▶ [Brano selezionato]
_ _ _ _ _ _ _

Era secondario per noi che l’esito fosse stato nefasto e che i contadini che – anche nelle ambiziose ma poco realistiche intenzioni  repubblicane del pensiero mazziniano - avrebbero dovuto unirsi a lui per alimentare l’insurrezione popolare che doveva emulare  ciò che  Simon Bolivar era riuscito a fare nell’America Latina, fossero rimasti, più che indifferenti, “quasi contrariati” dall’incursione militare, contribuendo così  a quel “massacro definitivo e totale” che mise  fine nel sangue a una impossibile e prematura “rivolta”: contava per noi l’anima e il senso del “gesto”, l’importanza della dedizione estrema alla causa che ci faceva immedesimare con fortissima empatia fino ad “amarli” visceralmente proprio quegli uomini rievocati in quei commoventi versi (Eran trecento, eran giovani e forti e sono morti…) invero anche un po’ retorici (Sceser con l’armi e a noi non fecer guerra, ma s’inchinaron per baciar la terra) che ogni antologia scolastica  riproponeva in assoluto primo piano  quando ancora si era soliti richiedere agli studenti l’acquisizione mnemonica delle liriche per poi recitarle in classe (e questa era certamente una del più gettonate insieme a L’ultima ora di Venezia… quella del  “sul ponte sventola bandiera bianca”, tanto per intenderci).

Per quel che mi riguarda, era proprio il 1952 quando a scuola e all’età di 10 anni,  imparai a memoria quelle accorate rime che contribuivano a farmi  condividere, “celebrandole” con orgogliosa ammirazione mista a compassione, le gesta del “martire/eroe” votato a un ideale a costo della vita (presentato proprio come “un santino” da venerare:

…Con gli occhi azzurri e coi capelli d’oro

   un giovin camminava in mezzo a loro

e ancora:

… O mia sorella… vado a morir per la mia patria bella)

_ _ _ _ _ _ _

▶ [Lavoro richiesto]
(A) Secondo il brano, in che anno e a che età chi scrive imparò a memoria quelle rime a scuola?
(B) Trascrivi parola per parola la parte del brano che comincia dalle parole che contengono "Per quel che" e si chiude dopo le parole "mia patria bella)".

_ _ _ _ _ _ _

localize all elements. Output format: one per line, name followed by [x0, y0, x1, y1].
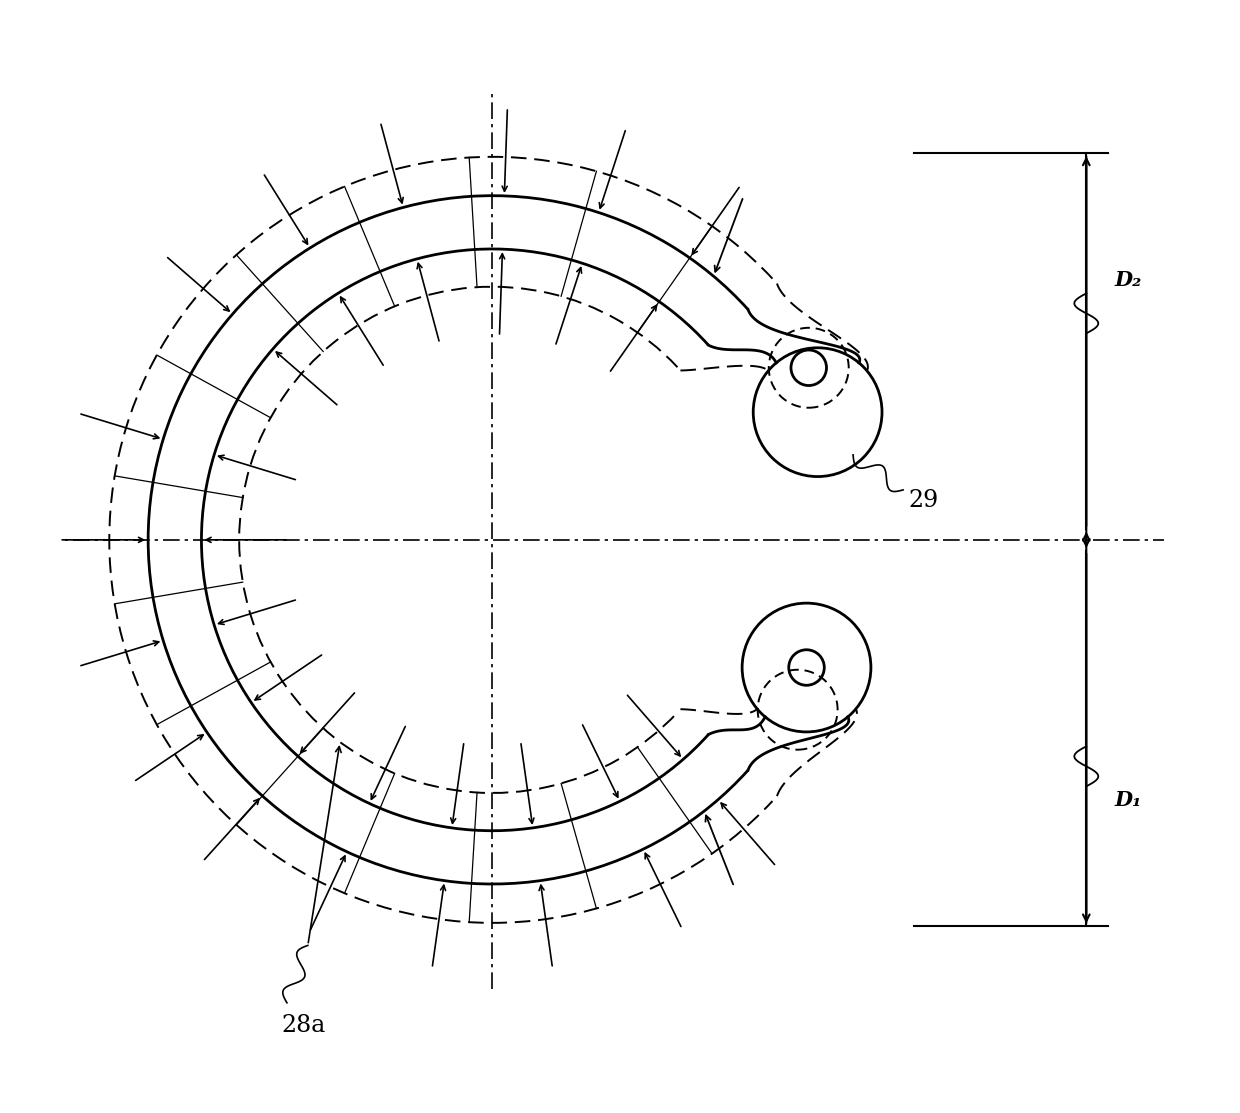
- Text: D₁: D₁: [1114, 789, 1141, 809]
- Text: 29: 29: [909, 490, 939, 512]
- Text: 28a: 28a: [281, 1014, 326, 1036]
- Text: D₂: D₂: [1114, 270, 1141, 290]
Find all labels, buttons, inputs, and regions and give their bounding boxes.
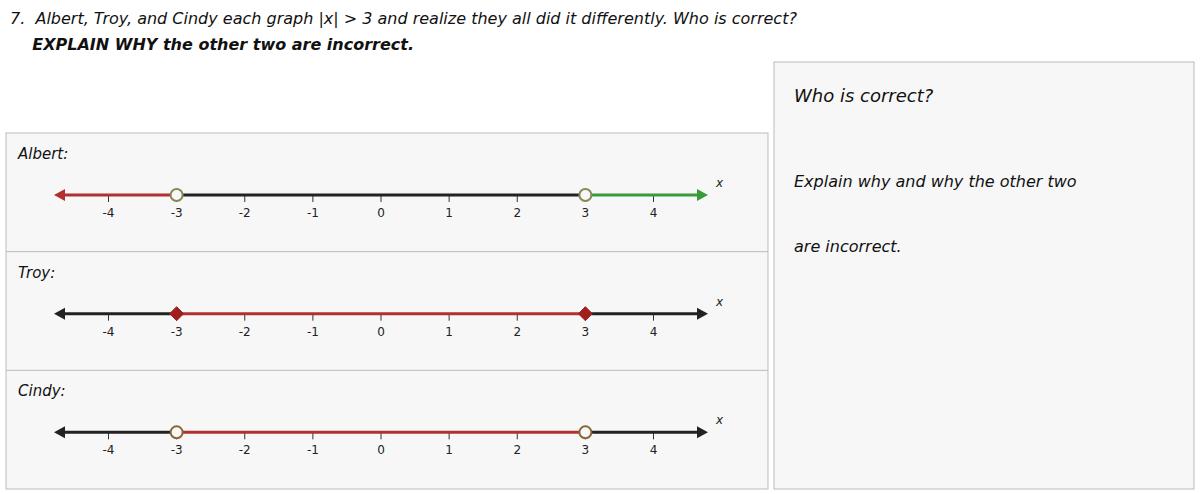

_ _ _ _ _ _ _

▶ [Risposte attese]
(A) Nel 1952, all'età di 10 anni.

(B)
Per quel che mi riguarda, era proprio il 1952 quando a scuola e all’età di 10 anni,  imparai a memoria quelle accorate rime che contribuivano a farmi  condividere, “celebrandole” con orgogliosa ammirazione mista a compassione, le gesta del “martire/eroe” votato a un ideale a costo della vita (presentato proprio come “un santino” da venerare:

…Con gli occhi azzurri e coi capelli d’oro

   un giovin camminava in mezzo a loro

e ancora:

… O mia sorella… vado a morir per la mia patria bella)